**Records shown**:
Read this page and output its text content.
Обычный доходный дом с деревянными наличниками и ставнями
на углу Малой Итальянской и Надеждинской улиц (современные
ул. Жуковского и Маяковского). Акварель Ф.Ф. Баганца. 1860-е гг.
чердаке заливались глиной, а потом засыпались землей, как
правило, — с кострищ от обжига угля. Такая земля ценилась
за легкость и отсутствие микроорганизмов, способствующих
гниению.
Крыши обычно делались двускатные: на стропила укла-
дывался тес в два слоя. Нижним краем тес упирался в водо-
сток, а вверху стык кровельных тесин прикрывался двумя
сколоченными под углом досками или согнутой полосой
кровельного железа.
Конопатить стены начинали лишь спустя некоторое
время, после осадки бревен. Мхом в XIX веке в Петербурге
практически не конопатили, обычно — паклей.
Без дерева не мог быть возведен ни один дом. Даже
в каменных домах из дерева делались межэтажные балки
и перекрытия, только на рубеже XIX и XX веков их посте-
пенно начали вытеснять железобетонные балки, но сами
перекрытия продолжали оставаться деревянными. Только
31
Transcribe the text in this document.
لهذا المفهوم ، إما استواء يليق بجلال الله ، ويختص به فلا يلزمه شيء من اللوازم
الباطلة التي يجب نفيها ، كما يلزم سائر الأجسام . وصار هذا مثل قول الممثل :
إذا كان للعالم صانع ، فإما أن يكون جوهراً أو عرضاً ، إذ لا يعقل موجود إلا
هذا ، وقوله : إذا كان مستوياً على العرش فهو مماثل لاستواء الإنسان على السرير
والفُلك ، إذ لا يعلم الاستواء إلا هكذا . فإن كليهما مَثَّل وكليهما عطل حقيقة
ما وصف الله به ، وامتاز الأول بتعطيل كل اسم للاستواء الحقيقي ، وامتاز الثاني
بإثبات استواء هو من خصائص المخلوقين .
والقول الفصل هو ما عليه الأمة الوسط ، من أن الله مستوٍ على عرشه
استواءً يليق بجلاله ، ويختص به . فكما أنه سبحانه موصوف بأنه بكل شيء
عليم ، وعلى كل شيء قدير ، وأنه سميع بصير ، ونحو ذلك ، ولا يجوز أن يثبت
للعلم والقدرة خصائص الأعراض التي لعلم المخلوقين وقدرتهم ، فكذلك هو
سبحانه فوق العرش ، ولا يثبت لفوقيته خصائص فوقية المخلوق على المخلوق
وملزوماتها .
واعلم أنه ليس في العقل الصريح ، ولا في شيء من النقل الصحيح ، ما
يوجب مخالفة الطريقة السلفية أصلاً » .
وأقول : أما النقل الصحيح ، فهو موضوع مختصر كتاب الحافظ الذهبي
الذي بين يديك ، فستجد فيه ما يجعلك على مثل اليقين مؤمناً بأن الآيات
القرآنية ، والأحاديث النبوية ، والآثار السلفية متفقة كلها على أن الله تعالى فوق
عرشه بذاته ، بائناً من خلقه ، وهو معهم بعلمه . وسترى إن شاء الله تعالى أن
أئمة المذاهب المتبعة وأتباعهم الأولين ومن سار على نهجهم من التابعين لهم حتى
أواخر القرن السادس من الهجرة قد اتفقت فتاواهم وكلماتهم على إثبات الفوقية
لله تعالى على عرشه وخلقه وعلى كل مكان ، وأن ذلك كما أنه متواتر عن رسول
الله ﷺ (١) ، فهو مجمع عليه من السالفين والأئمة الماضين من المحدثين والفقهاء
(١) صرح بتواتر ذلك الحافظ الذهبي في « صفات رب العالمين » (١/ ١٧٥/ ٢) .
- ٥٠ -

**Task instructions**: Reproduce the material above exactly; please quote every line of it.

**Problem solution**:
Read this page and output its text content.
Обычный доходный дом с деревянными наличниками и ставнями
на углу Малой Итальянской и Надеждинской улиц (современные
ул. Жуковского и Маяковского). Акварель Ф.Ф. Баганца. 1860-е гг.
чердаке заливались глиной, а потом засыпались землей, как
правило, — с кострищ от обжига угля. Такая земля ценилась
за легкость и отсутствие микроорганизмов, способствующих
гниению.
Крыши обычно делались двускатные: на стропила укла-
дывался тес в два слоя. Нижним краем тес упирался в водо-
сток, а вверху стык кровельных тесин прикрывался двумя
сколоченными под углом досками или согнутой полосой
кровельного железа.
Конопатить стены начинали лишь спустя некоторое
время, после осадки бревен. Мхом в XIX веке в Петербурге
практически не конопатили, обычно — паклей.
Без дерева не мог быть возведен ни один дом. Даже
в каменных домах из дерева делались межэтажные балки
и перекрытия, только на рубеже XIX и XX веков их посте-
пенно начали вытеснять железобетонные балки, но сами
перекрытия продолжали оставаться деревянными. Только
31
Transcribe the text in this document.
لهذا المفهوم ، إما استواء يليق بجلال الله ، ويختص به فلا يلزمه شيء من اللوازم
الباطلة التي يجب نفيها ، كما يلزم سائر الأجسام . وصار هذا مثل قول الممثل :
إذا كان للعالم صانع ، فإما أن يكون جوهراً أو عرضاً ، إذ لا يعقل موجود إلا
هذا ، وقوله : إذا كان مستوياً على العرش فهو مماثل لاستواء الإنسان على السرير
والفُلك ، إذ لا يعلم الاستواء إلا هكذا . فإن كليهما مَثَّل وكليهما عطل حقيقة
ما وصف الله به ، وامتاز الأول بتعطيل كل اسم للاستواء الحقيقي ، وامتاز الثاني
بإثبات استواء هو من خصائص المخلوقين .
والقول الفصل هو ما عليه الأمة الوسط ، من أن الله مستوٍ على عرشه
استواءً يليق بجلاله ، ويختص به . فكما أنه سبحانه موصوف بأنه بكل شيء
عليم ، وعلى كل شيء قدير ، وأنه سميع بصير ، ونحو ذلك ، ولا يجوز أن يثبت
للعلم والقدرة خصائص الأعراض التي لعلم المخلوقين وقدرتهم ، فكذلك هو
سبحانه فوق العرش ، ولا يثبت لفوقيته خصائص فوقية المخلوق على المخلوق
وملزوماتها .
واعلم أنه ليس في العقل الصريح ، ولا في شيء من النقل الصحيح ، ما
يوجب مخالفة الطريقة السلفية أصلاً » .
وأقول : أما النقل الصحيح ، فهو موضوع مختصر كتاب الحافظ الذهبي
الذي بين يديك ، فستجد فيه ما يجعلك على مثل اليقين مؤمناً بأن الآيات
القرآنية ، والأحاديث النبوية ، والآثار السلفية متفقة كلها على أن الله تعالى فوق
عرشه بذاته ، بائناً من خلقه ، وهو معهم بعلمه . وسترى إن شاء الله تعالى أن
أئمة المذاهب المتبعة وأتباعهم الأولين ومن سار على نهجهم من التابعين لهم حتى
أواخر القرن السادس من الهجرة قد اتفقت فتاواهم وكلماتهم على إثبات الفوقية
لله تعالى على عرشه وخلقه وعلى كل مكان ، وأن ذلك كما أنه متواتر عن رسول
الله ﷺ (١) ، فهو مجمع عليه من السالفين والأئمة الماضين من المحدثين والفقهاء
(١) صرح بتواتر ذلك الحافظ الذهبي في « صفات رب العالمين » (١/ ١٧٥/ ٢) .
- ٥٠ -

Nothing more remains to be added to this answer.